* begin Data for this task *

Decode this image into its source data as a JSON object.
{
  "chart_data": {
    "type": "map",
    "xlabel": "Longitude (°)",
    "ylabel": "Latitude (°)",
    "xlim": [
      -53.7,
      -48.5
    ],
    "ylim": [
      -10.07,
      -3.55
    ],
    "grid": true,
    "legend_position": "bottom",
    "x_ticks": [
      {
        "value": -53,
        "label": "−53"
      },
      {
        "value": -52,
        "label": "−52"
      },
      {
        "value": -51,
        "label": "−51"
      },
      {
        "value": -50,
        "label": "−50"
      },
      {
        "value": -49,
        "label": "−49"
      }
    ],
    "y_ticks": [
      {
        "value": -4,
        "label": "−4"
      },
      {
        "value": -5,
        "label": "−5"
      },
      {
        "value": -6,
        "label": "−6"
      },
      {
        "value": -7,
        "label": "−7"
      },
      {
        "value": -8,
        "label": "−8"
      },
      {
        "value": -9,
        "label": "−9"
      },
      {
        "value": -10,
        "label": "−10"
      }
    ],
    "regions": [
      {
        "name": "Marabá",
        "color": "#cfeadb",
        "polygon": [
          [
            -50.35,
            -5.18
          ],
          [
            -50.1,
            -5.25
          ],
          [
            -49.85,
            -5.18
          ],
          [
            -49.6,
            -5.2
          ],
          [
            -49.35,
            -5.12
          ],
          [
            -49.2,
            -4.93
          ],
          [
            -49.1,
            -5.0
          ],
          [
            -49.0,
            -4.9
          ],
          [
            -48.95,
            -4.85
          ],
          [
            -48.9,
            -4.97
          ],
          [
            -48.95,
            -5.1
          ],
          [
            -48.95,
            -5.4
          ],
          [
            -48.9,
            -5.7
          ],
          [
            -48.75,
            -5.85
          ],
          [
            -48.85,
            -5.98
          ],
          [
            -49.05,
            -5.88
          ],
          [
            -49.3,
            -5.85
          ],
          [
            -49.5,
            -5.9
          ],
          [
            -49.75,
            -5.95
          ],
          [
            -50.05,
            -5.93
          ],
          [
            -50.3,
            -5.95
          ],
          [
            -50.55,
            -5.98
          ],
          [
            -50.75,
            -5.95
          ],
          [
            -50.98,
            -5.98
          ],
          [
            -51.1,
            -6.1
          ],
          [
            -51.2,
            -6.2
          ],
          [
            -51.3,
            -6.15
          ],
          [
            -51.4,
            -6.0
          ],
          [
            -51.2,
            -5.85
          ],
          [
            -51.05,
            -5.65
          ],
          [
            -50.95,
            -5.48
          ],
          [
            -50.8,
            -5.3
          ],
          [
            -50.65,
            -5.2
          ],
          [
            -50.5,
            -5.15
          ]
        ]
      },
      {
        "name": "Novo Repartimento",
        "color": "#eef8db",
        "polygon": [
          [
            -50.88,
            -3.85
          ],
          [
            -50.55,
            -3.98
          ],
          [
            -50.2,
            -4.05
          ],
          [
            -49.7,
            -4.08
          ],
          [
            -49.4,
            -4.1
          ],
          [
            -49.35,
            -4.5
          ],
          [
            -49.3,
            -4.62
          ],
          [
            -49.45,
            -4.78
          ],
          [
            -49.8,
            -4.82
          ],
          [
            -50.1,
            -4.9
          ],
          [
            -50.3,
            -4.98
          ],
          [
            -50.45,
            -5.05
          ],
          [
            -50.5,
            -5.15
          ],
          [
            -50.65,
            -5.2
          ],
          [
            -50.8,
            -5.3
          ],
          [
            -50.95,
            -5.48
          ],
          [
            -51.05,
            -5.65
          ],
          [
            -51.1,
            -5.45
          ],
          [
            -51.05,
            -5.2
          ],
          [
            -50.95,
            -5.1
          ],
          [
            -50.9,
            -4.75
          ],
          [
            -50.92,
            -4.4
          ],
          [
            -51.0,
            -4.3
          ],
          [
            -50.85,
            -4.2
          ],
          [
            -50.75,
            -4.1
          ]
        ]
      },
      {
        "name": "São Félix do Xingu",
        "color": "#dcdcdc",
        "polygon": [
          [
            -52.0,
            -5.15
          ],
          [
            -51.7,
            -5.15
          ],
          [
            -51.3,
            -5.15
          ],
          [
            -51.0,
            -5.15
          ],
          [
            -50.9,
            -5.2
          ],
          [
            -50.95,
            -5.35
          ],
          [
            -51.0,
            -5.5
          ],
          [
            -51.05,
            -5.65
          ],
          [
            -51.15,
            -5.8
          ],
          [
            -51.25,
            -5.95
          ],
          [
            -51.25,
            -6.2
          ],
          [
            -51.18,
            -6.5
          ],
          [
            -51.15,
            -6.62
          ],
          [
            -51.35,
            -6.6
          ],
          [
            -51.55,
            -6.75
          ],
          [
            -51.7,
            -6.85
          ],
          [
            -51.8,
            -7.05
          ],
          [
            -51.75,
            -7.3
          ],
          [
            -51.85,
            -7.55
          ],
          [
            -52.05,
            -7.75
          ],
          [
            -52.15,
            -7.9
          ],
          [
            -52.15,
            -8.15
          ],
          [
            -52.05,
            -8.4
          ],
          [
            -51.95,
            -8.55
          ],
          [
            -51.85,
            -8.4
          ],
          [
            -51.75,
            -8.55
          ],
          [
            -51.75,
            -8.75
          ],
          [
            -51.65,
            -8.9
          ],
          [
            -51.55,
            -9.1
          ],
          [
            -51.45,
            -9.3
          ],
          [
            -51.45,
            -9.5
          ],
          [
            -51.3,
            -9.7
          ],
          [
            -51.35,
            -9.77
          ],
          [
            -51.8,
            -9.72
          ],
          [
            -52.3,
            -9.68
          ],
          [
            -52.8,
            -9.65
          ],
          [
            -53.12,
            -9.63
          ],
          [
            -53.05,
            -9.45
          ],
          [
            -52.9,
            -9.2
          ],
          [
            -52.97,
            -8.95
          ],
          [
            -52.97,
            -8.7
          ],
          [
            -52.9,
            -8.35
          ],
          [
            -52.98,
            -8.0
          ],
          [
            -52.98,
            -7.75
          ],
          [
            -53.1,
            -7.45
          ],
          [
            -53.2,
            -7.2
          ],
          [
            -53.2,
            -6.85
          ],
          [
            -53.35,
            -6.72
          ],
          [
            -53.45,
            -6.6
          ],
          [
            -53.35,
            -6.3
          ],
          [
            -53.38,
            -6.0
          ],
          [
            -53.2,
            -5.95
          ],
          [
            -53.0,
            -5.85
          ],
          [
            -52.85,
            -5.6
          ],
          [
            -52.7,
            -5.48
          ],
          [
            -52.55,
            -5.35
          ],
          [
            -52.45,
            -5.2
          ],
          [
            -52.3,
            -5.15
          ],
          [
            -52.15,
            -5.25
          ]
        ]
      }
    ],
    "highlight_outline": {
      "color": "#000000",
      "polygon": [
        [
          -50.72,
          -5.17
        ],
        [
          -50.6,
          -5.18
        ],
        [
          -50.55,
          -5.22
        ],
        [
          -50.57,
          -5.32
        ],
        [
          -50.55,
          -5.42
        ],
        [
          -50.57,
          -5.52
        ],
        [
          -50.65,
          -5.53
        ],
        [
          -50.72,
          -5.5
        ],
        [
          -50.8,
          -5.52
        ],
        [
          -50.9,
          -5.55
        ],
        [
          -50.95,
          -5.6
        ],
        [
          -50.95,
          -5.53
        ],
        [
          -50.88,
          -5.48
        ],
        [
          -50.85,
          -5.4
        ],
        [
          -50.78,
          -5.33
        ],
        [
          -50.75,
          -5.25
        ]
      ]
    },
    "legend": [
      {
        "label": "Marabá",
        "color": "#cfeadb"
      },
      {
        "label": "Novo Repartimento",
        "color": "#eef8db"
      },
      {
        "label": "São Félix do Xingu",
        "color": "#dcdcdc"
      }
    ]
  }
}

* end Data for this task *

_Prompt:_ Retype all the records, matching them exactly.

_Response to the exercise:_
Decode this image into its source data as a JSON object.
{
  "chart_data": {
    "type": "map",
    "xlabel": "Longitude (°)",
    "ylabel": "Latitude (°)",
    "xlim": [
      -53.7,
      -48.5
    ],
    "ylim": [
      -10.07,
      -3.55
    ],
    "grid": true,
    "legend_position": "bottom",
    "x_ticks": [
      {
        "value": -53,
        "label": "−53"
      },
      {
        "value": -52,
        "label": "−52"
      },
      {
        "value": -51,
        "label": "−51"
      },
      {
        "value": -50,
        "label": "−50"
      },
      {
        "value": -49,
        "label": "−49"
      }
    ],
    "y_ticks": [
      {
        "value": -4,
        "label": "−4"
      },
      {
        "value": -5,
        "label": "−5"
      },
      {
        "value": -6,
        "label": "−6"
      },
      {
        "value": -7,
        "label": "−7"
      },
      {
        "value": -8,
        "label": "−8"
      },
      {
        "value": -9,
        "label": "−9"
      },
      {
        "value": -10,
        "label": "−10"
      }
    ],
    "regions": [
      {
        "name": "Marabá",
        "color": "#cfeadb",
        "polygon": [
          [
            -50.35,
            -5.18
          ],
          [
            -50.1,
            -5.25
          ],
          [
            -49.85,
            -5.18
          ],
          [
            -49.6,
            -5.2
          ],
          [
            -49.35,
            -5.12
          ],
          [
            -49.2,
            -4.93
          ],
          [
            -49.1,
            -5.0
          ],
          [
            -49.0,
            -4.9
          ],
          [
            -48.95,
            -4.85
          ],
          [
            -48.9,
            -4.97
          ],
          [
            -48.95,
            -5.1
          ],
          [
            -48.95,
            -5.4
          ],
          [
            -48.9,
            -5.7
          ],
          [
            -48.75,
            -5.85
          ],
          [
            -48.85,
            -5.98
          ],
          [
            -49.05,
            -5.88
          ],
          [
            -49.3,
            -5.85
          ],
          [
            -49.5,
            -5.9
          ],
          [
            -49.75,
            -5.95
          ],
          [
            -50.05,
            -5.93
          ],
          [
            -50.3,
            -5.95
          ],
          [
            -50.55,
            -5.98
          ],
          [
            -50.75,
            -5.95
          ],
          [
            -50.98,
            -5.98
          ],
          [
            -51.1,
            -6.1
          ],
          [
            -51.2,
            -6.2
          ],
          [
            -51.3,
            -6.15
          ],
          [
            -51.4,
            -6.0
          ],
          [
            -51.2,
            -5.85
          ],
          [
            -51.05,
            -5.65
          ],
          [
            -50.95,
            -5.48
          ],
          [
            -50.8,
            -5.3
          ],
          [
            -50.65,
            -5.2
          ],
          [
            -50.5,
            -5.15
          ]
        ]
      },
      {
        "name": "Novo Repartimento",
        "color": "#eef8db",
        "polygon": [
          [
            -50.88,
            -3.85
          ],
          [
            -50.55,
            -3.98
          ],
          [
            -50.2,
            -4.05
          ],
          [
            -49.7,
            -4.08
          ],
          [
            -49.4,
            -4.1
          ],
          [
            -49.35,
            -4.5
          ],
          [
            -49.3,
            -4.62
          ],
          [
            -49.45,
            -4.78
          ],
          [
            -49.8,
            -4.82
          ],
          [
            -50.1,
            -4.9
          ],
          [
            -50.3,
            -4.98
          ],
          [
            -50.45,
            -5.05
          ],
          [
            -50.5,
            -5.15
          ],
          [
            -50.65,
            -5.2
          ],
          [
            -50.8,
            -5.3
          ],
          [
            -50.95,
            -5.48
          ],
          [
            -51.05,
            -5.65
          ],
          [
            -51.1,
            -5.45
          ],
          [
            -51.05,
            -5.2
          ],
          [
            -50.95,
            -5.1
          ],
          [
            -50.9,
            -4.75
          ],
          [
            -50.92,
            -4.4
          ],
          [
            -51.0,
            -4.3
          ],
          [
            -50.85,
            -4.2
          ],
          [
            -50.75,
            -4.1
          ]
        ]
      },
      {
        "name": "São Félix do Xingu",
        "color": "#dcdcdc",
        "polygon": [
          [
            -52.0,
            -5.15
          ],
          [
            -51.7,
            -5.15
          ],
          [
            -51.3,
            -5.15
          ],
          [
            -51.0,
            -5.15
          ],
          [
            -50.9,
            -5.2
          ],
          [
            -50.95,
            -5.35
          ],
          [
            -51.0,
            -5.5
          ],
          [
            -51.05,
            -5.65
          ],
          [
            -51.15,
            -5.8
          ],
          [
            -51.25,
            -5.95
          ],
          [
            -51.25,
            -6.2
          ],
          [
            -51.18,
            -6.5
          ],
          [
            -51.15,
            -6.62
          ],
          [
            -51.35,
            -6.6
          ],
          [
            -51.55,
            -6.75
          ],
          [
            -51.7,
            -6.85
          ],
          [
            -51.8,
            -7.05
          ],
          [
            -51.75,
            -7.3
          ],
          [
            -51.85,
            -7.55
          ],
          [
            -52.05,
            -7.75
          ],
          [
            -52.15,
            -7.9
          ],
          [
            -52.15,
            -8.15
          ],
          [
            -52.05,
            -8.4
          ],
          [
            -51.95,
            -8.55
          ],
          [
            -51.85,
            -8.4
          ],
          [
            -51.75,
            -8.55
          ],
          [
            -51.75,
            -8.75
          ],
          [
            -51.65,
            -8.9
          ],
          [
            -51.55,
            -9.1
          ],
          [
            -51.45,
            -9.3
          ],
          [
            -51.45,
            -9.5
          ],
          [
            -51.3,
            -9.7
          ],
          [
            -51.35,
            -9.77
          ],
          [
            -51.8,
            -9.72
          ],
          [
            -52.3,
            -9.68
          ],
          [
            -52.8,
            -9.65
          ],
          [
            -53.12,
            -9.63
          ],
          [
            -53.05,
            -9.45
          ],
          [
            -52.9,
            -9.2
          ],
          [
            -52.97,
            -8.95
          ],
          [
            -52.97,
            -8.7
          ],
          [
            -52.9,
            -8.35
          ],
          [
            -52.98,
            -8.0
          ],
          [
            -52.98,
            -7.75
          ],
          [
            -53.1,
            -7.45
          ],
          [
            -53.2,
            -7.2
          ],
          [
            -53.2,
            -6.85
          ],
          [
            -53.35,
            -6.72
          ],
          [
            -53.45,
            -6.6
          ],
          [
            -53.35,
            -6.3
          ],
          [
            -53.38,
            -6.0
          ],
          [
            -53.2,
            -5.95
          ],
          [
            -53.0,
            -5.85
          ],
          [
            -52.85,
            -5.6
          ],
          [
            -52.7,
            -5.48
          ],
          [
            -52.55,
            -5.35
          ],
          [
            -52.45,
            -5.2
          ],
          [
            -52.3,
            -5.15
          ],
          [
            -52.15,
            -5.25
          ]
        ]
      }
    ],
    "highlight_outline": {
      "color": "#000000",
      "polygon": [
        [
          -50.72,
          -5.17
        ],
        [
          -50.6,
          -5.18
        ],
        [
          -50.55,
          -5.22
        ],
        [
          -50.57,
          -5.32
        ],
        [
          -50.55,
          -5.42
        ],
        [
          -50.57,
          -5.52
        ],
        [
          -50.65,
          -5.53
        ],
        [
          -50.72,
          -5.5
        ],
        [
          -50.8,
          -5.52
        ],
        [
          -50.9,
          -5.55
        ],
        [
          -50.95,
          -5.6
        ],
        [
          -50.95,
          -5.53
        ],
        [
          -50.88,
          -5.48
        ],
        [
          -50.85,
          -5.4
        ],
        [
          -50.78,
          -5.33
        ],
        [
          -50.75,
          -5.25
        ]
      ]
    },
    "legend": [
      {
        "label": "Marabá",
        "color": "#cfeadb"
      },
      {
        "label": "Novo Repartimento",
        "color": "#eef8db"
      },
      {
        "label": "São Félix do Xingu",
        "color": "#dcdcdc"
      }
    ]
  }
}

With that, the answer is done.